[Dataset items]
——————

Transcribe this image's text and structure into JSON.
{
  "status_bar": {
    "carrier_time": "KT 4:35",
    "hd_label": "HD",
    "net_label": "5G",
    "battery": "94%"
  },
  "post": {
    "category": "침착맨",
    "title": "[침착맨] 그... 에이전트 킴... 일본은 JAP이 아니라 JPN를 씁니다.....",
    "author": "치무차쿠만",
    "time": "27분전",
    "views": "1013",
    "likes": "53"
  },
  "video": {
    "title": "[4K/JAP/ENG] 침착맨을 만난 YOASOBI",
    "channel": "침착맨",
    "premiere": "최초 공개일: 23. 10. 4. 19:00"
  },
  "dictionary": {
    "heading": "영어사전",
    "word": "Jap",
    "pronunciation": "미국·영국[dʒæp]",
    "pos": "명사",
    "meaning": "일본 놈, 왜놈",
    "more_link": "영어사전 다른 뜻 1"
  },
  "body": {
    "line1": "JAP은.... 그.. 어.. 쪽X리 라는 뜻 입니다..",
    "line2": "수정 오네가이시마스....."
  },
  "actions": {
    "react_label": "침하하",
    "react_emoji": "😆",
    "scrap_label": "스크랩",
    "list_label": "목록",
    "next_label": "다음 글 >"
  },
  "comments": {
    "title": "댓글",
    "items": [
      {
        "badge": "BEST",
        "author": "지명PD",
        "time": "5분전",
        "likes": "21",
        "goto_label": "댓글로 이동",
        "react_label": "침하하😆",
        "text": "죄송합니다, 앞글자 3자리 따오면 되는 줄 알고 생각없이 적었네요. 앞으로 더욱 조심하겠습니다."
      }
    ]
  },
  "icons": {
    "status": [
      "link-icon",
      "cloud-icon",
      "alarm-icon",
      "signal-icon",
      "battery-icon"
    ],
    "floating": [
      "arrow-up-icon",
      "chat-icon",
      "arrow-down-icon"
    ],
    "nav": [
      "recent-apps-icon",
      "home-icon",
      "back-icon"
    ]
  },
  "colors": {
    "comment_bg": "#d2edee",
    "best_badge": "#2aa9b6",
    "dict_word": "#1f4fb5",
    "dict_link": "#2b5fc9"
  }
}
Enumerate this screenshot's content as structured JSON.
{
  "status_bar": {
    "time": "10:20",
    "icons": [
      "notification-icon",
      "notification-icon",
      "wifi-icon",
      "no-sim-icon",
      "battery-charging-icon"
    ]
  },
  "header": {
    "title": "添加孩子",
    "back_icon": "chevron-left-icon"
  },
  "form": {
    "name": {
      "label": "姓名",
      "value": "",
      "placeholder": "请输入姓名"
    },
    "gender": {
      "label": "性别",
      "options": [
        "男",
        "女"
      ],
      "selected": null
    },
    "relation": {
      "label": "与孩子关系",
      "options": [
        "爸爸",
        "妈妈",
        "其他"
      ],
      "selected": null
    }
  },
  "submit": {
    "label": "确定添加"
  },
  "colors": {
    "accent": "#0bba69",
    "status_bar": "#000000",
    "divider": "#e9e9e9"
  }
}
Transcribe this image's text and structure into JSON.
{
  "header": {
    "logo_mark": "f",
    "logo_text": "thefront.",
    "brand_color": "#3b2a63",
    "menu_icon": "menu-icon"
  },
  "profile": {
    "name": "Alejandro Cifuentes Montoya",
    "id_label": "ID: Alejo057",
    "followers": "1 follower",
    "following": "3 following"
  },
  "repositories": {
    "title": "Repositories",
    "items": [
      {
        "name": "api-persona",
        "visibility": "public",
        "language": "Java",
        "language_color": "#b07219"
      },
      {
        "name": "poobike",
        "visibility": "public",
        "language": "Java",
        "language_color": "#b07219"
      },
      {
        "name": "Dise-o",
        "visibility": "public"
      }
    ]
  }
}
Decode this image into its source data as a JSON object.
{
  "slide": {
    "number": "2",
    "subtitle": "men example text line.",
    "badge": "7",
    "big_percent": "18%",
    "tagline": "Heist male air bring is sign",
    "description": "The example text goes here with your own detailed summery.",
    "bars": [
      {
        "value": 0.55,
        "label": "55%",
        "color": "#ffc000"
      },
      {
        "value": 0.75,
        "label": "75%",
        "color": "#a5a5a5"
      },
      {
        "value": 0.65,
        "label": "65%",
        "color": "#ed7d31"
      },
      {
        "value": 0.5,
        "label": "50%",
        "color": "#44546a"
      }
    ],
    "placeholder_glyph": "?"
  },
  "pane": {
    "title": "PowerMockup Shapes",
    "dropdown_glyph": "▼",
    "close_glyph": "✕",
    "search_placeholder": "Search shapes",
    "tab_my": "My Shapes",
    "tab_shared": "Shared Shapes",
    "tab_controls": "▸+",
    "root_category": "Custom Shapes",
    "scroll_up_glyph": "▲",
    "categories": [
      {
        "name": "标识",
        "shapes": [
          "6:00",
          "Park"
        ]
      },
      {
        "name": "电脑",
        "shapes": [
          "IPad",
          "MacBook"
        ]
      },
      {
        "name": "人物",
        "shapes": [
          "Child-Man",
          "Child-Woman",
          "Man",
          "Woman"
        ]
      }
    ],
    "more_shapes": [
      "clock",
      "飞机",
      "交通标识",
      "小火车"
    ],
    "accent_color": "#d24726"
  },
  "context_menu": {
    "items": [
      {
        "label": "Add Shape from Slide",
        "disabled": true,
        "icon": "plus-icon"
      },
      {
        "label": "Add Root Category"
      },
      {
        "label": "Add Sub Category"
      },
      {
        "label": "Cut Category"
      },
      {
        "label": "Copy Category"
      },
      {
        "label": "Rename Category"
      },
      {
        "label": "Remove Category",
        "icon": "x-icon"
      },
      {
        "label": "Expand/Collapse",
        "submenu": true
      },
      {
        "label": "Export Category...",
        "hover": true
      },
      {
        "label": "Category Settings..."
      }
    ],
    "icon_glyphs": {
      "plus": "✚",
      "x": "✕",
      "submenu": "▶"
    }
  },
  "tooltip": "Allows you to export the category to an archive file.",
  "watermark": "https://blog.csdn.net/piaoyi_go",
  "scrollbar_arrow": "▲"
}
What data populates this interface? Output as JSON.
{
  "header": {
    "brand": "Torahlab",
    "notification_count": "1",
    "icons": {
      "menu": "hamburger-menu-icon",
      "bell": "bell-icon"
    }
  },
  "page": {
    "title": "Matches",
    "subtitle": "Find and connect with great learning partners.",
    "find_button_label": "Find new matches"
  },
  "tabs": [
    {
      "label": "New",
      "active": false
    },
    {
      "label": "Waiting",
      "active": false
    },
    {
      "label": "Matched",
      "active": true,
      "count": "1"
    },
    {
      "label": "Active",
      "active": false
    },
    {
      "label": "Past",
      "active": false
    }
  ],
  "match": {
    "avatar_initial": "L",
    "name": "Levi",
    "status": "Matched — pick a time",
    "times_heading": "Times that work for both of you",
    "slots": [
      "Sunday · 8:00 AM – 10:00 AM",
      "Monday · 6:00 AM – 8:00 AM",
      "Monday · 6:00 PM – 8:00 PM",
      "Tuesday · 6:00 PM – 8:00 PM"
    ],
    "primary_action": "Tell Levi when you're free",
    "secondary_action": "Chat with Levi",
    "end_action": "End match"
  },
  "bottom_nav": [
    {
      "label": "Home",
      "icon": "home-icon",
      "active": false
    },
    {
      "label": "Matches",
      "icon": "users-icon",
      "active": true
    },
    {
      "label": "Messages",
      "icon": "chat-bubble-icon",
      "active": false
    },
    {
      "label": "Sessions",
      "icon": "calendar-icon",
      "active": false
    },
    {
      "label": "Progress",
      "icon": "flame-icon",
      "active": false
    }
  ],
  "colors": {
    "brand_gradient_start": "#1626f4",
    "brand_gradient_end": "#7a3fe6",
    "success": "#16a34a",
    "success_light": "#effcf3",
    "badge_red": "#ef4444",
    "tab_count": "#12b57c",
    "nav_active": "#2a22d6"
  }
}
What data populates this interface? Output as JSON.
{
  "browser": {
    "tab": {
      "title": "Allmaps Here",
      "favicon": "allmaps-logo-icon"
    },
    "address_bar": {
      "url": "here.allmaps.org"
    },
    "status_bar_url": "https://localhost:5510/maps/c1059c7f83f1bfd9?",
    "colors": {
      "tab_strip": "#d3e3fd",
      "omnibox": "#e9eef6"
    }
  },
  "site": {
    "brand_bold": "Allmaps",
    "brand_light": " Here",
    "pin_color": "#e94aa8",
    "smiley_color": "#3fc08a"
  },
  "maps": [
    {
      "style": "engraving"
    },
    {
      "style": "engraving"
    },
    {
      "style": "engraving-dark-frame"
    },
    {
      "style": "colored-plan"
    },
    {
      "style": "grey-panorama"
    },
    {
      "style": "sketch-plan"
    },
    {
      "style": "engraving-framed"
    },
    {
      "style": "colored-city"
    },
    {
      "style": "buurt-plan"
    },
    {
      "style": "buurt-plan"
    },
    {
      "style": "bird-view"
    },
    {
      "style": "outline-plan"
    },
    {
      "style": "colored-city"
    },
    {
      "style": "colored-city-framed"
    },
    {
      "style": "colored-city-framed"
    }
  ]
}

——————

Pick out every line above that holds the word "with" and copy it.

    "description": "The example text goes here with your own detailed summery.",
    "subtitle": "Find and connect with great learning partners.",
    "secondary_action": "Chat with Levi",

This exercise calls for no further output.